━━━ Working data ━━━

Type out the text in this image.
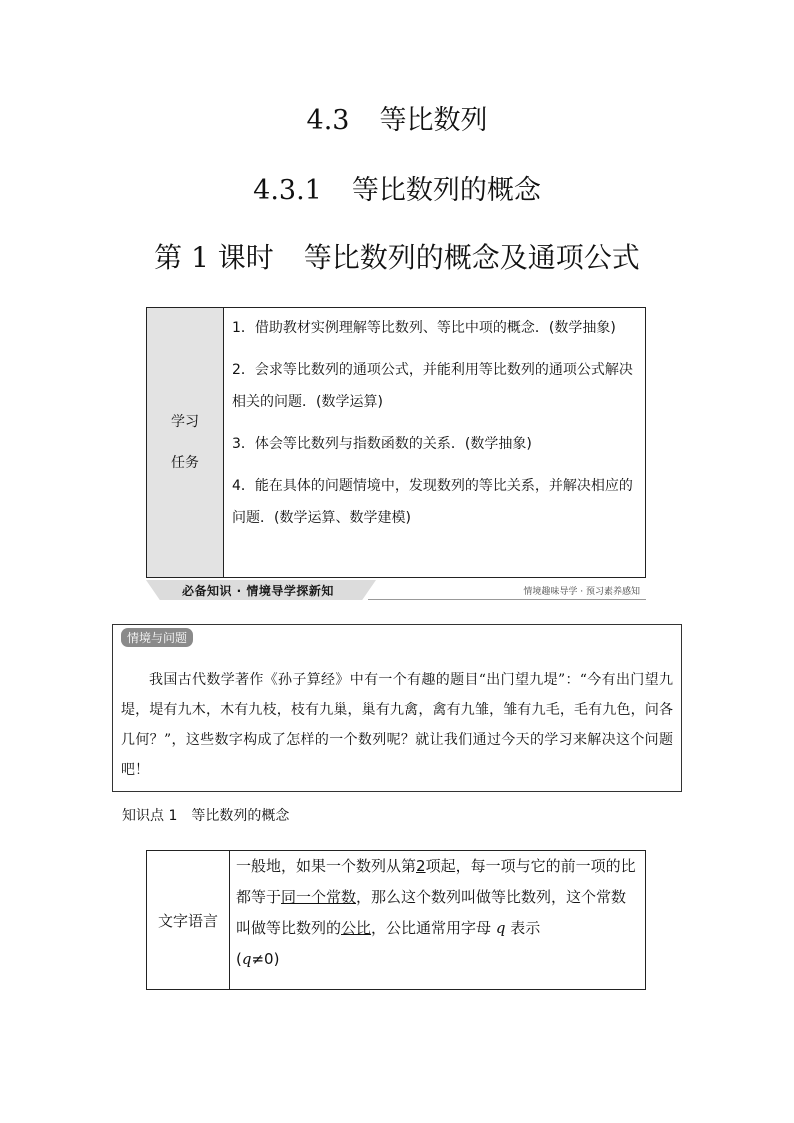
4.3 等比数列
4.3.1 等比数列的概念
第 1 课时 等比数列的概念及通项公式
学习
任务
1．借助教材实例理解等比数列、等比中项的概念．(数学抽象)
2．会求等比数列的通项公式，并能利用等比数列的通项公式解决相关的问题．(数学运算)
3．体会等比数列与指数函数的关系．(数学抽象)
4．能在具体的问题情境中，发现数列的等比关系，并解决相应的问题．(数学运算、数学建模)
必备知识 · 情境导学探新知	情境趣味导学 · 预习素养感知
情境与问题
我国古代数学著作《孙子算经》中有一个有趣的题目“出门望九堤”：“今有出门望九堤，堤有九木，木有九枝，枝有九巢，巢有九禽，禽有九雏，雏有九毛，毛有九色，问各几何？”，这些数字构成了怎样的一个数列呢？就让我们通过今天的学习来解决这个问题吧！
知识点 1　等比数列的概念
文字语言
一般地，如果一个数列从第2项起，每一项与它的前一项的比都等于同一个常数，那么这个数列叫做等比数列，这个常数叫做等比数列的公比，公比通常用字母 q 表示
(q≠0)
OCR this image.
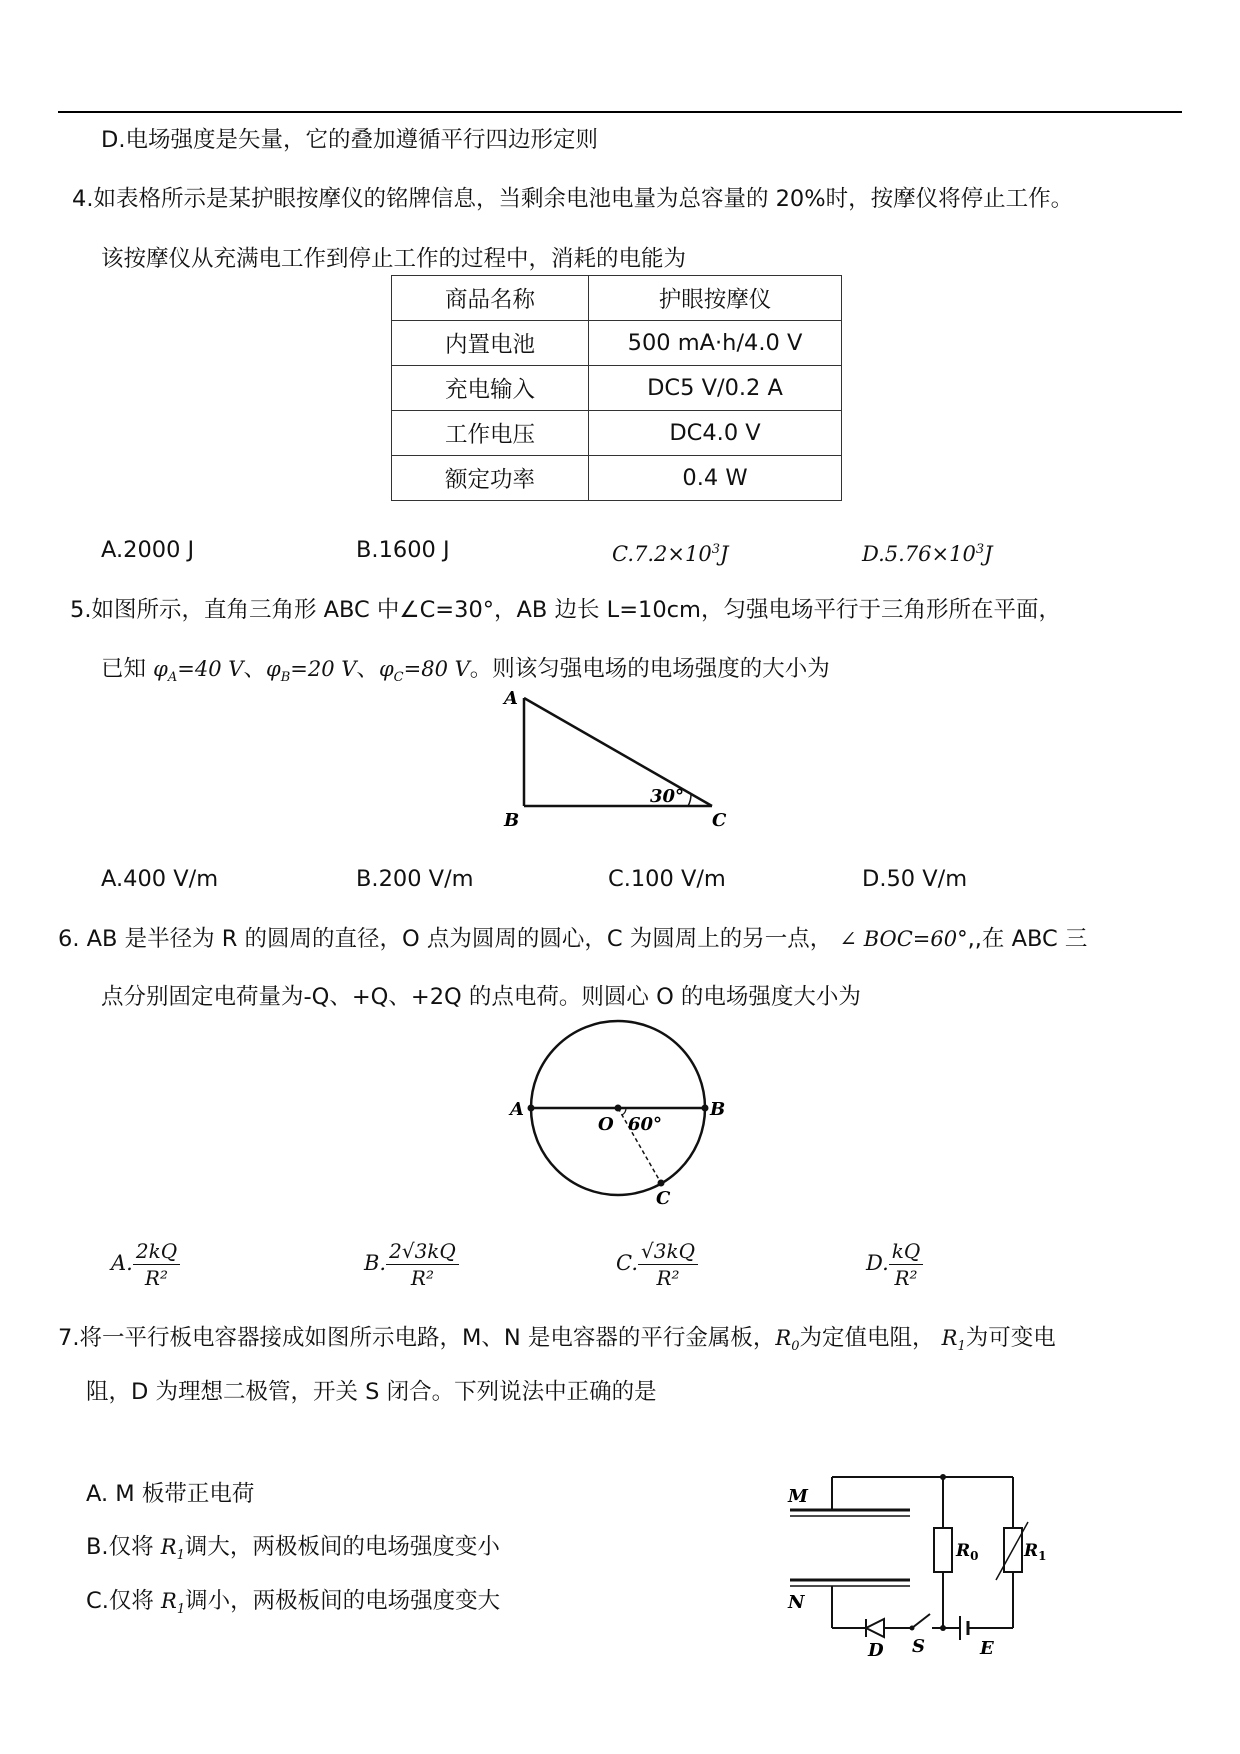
D.电场强度是矢量，它的叠加遵循平行四边形定则
4.如表格所示是某护眼按摩仪的铭牌信息，当剩余电池电量为总容量的 20%时，按摩仪将停止工作。
该按摩仪从充满电工作到停止工作的过程中，消耗的电能为
商品名称	护眼按摩仪
内置电池	500 mA·h/4.0 V
充电输入	DC5 V/0.2 A
工作电压	DC4.0 V
额定功率	0.4 W
A.2000 J	B.1600 J	$C.7.2\times 10^3J$	$D.5.76\times 10^3J$
5.如图所示，直角三角形 ABC 中∠C=30°，AB 边长 L=10cm，匀强电场平行于三角形所在平面，
已知 $\varphi_A=40$ V、$\varphi_B=20$ V、$\varphi_C=80$ V。则该匀强电场的电场强度的大小为
A
B	C
30°
A.400 V/m	B.200 V/m	C.100 V/m	D.50 V/m
6. AB 是半径为 R 的圆周的直径，O 点为圆周的圆心，C 为圆周上的另一点， ∠ BOC=60°,,在 ABC 三
点分别固定电荷量为-Q、+Q、+2Q 的点电荷。则圆心 O 的电场强度大小为
A	B
O 60°
C
A. $\frac{2kQ}{\text{R²}}$	B. $\frac{2√3kQ}{\text{R²}}$	C. $\frac{√3kQ}{\text{R²}}$	D. $\frac{kQ}{\text{R²}}$
7.将一平行板电容器接成如图所示电路，M、N 是电容器的平行金属板，$R_0$为定值电阻， $R_1$为可变电
阻，D 为理想二极管，开关 S 闭合。下列说法中正确的是
A. M 板带正电荷
B.仅将 $R_1$调大，两极板间的电场强度变小
C.仅将 $R_1$调小，两极板间的电场强度变大
M
N
$R_0$	$R_1$
D S	E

━━━

▶ _To be done_
Where a line above includes "数学运算", copy that line.

▶ _Output of the task_
2．会求等比数列的通项公式，并能利用等比数列的通项公式解决相关的问题．(数学运算)
4．能在具体的问题情境中，发现数列的等比关系，并解决相应的问题．(数学运算、数学建模)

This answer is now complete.